*YOUR INSTRUCTIONS*. What is the count of lines that hold the word "туризма"? Give only the number.
----------------
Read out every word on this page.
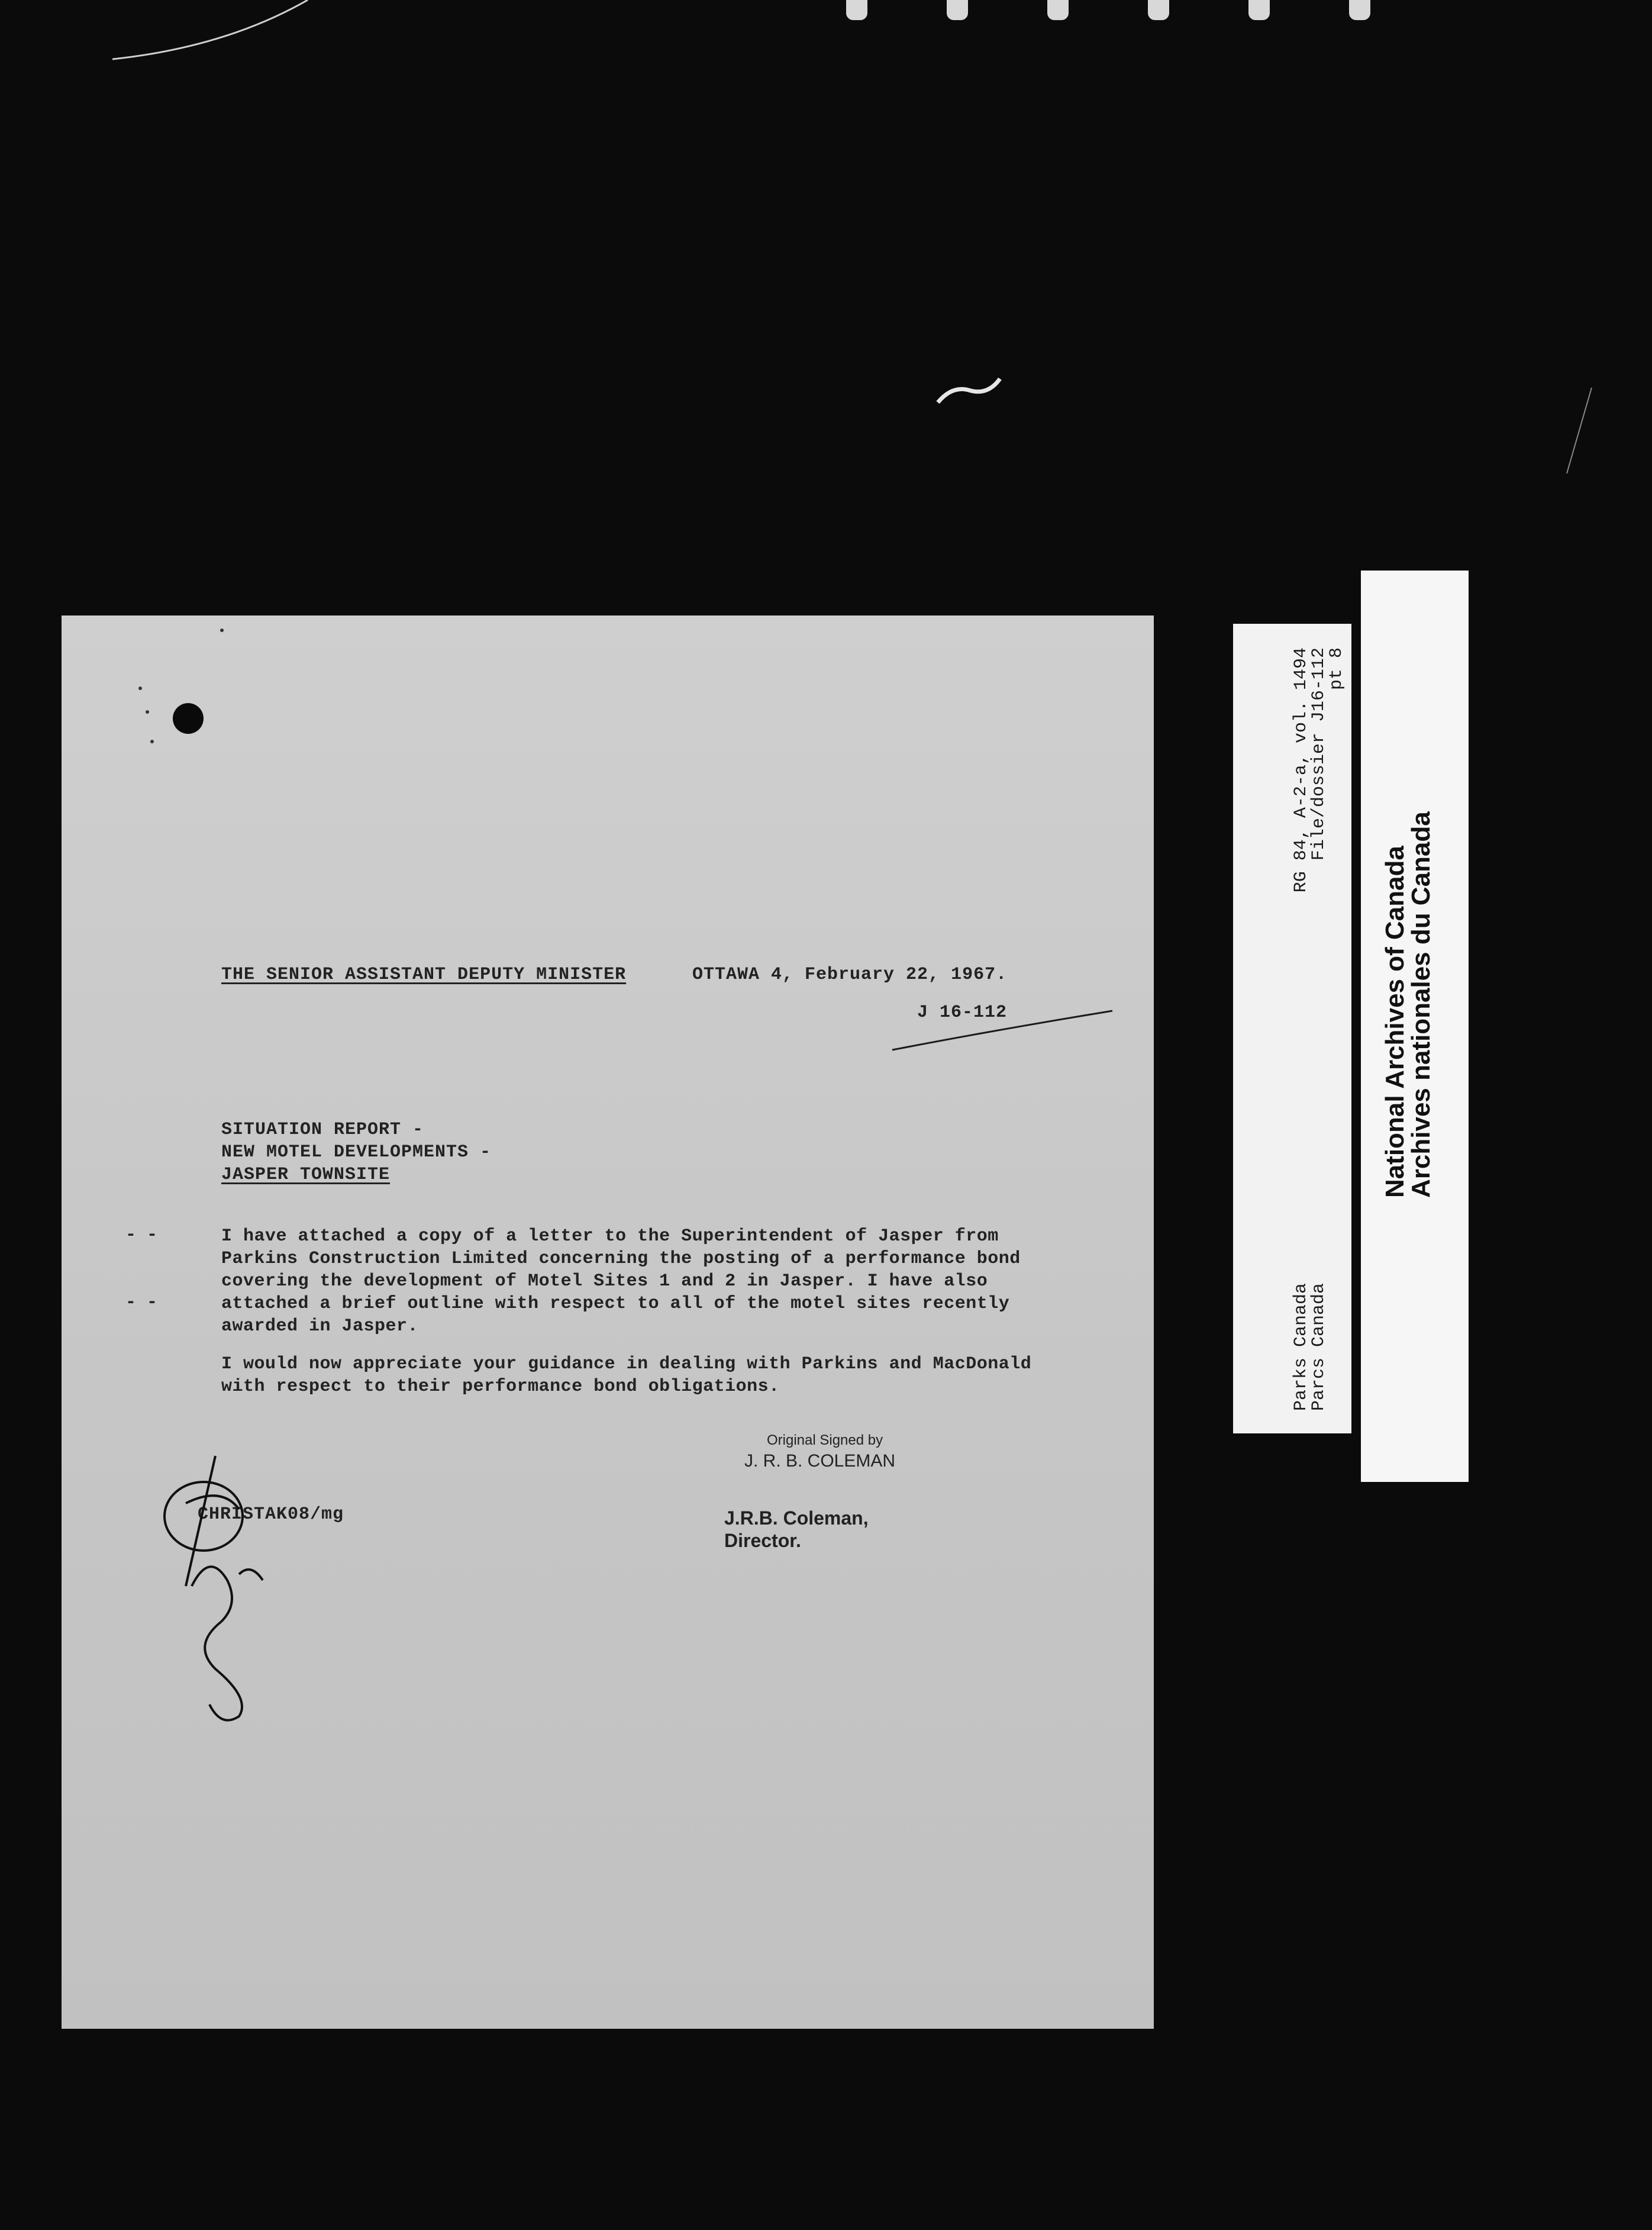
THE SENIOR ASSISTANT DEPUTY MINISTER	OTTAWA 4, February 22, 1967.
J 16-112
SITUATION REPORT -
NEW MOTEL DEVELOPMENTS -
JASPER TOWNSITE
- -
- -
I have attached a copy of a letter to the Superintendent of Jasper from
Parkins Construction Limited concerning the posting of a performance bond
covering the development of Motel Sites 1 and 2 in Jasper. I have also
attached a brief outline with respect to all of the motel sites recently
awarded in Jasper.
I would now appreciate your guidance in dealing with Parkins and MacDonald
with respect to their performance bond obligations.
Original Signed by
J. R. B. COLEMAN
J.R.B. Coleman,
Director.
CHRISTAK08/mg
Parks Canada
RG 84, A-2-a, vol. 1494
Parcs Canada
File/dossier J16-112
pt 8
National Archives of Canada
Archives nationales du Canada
----------------
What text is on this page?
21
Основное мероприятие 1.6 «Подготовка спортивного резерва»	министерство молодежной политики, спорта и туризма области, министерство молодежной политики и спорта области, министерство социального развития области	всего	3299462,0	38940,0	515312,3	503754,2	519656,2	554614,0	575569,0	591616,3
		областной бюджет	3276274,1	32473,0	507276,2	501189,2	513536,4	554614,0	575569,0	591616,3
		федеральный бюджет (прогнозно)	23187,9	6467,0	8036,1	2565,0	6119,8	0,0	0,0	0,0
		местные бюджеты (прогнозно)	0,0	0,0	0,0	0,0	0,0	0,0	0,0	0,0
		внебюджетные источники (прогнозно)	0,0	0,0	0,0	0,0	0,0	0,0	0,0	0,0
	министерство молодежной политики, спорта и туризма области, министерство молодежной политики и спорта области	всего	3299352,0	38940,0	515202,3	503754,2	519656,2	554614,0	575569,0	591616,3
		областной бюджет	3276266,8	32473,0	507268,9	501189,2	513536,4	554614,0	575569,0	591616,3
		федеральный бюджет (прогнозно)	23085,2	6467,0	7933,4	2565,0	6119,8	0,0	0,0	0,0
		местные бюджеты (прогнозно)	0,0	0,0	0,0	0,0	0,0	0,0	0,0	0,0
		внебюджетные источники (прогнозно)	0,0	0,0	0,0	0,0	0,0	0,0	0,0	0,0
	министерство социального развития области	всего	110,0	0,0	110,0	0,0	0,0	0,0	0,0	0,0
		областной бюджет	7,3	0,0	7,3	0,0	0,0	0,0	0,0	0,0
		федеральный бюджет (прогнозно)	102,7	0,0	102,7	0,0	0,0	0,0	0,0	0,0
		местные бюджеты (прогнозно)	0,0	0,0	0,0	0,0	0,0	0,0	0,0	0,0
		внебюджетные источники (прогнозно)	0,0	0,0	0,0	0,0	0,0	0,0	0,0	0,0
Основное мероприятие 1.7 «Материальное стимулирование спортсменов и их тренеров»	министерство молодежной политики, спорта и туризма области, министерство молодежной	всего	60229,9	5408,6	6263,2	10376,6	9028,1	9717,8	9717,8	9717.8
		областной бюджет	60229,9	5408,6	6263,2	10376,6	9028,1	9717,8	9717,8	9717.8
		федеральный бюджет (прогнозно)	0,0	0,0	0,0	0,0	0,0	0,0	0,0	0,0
----------------
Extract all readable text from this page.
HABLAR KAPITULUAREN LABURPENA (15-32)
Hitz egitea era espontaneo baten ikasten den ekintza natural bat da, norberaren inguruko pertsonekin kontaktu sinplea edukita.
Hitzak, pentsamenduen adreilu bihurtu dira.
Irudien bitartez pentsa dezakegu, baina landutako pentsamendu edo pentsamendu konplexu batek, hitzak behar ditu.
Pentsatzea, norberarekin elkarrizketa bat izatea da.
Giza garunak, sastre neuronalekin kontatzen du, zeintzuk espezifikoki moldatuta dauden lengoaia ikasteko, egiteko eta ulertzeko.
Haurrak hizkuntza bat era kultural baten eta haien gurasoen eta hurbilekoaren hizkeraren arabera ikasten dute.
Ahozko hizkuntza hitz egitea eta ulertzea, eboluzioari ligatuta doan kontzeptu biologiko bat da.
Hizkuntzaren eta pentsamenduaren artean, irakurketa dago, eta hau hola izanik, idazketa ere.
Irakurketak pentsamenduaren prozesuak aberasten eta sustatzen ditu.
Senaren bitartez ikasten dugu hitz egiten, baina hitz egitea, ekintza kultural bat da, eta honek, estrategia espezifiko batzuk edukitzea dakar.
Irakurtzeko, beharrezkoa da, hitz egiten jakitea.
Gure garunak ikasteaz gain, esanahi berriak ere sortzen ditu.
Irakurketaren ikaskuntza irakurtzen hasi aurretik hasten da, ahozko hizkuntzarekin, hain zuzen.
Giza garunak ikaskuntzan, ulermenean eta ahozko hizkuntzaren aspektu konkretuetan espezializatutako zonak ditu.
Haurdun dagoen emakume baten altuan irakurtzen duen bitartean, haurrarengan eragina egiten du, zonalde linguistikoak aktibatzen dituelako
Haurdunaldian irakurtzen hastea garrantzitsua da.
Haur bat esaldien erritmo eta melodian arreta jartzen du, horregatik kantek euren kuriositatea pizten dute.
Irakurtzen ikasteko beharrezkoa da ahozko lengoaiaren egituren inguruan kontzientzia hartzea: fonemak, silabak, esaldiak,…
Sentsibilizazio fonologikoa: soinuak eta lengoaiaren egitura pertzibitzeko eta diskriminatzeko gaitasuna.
----------------
*WRITTEN ANSWER*. 3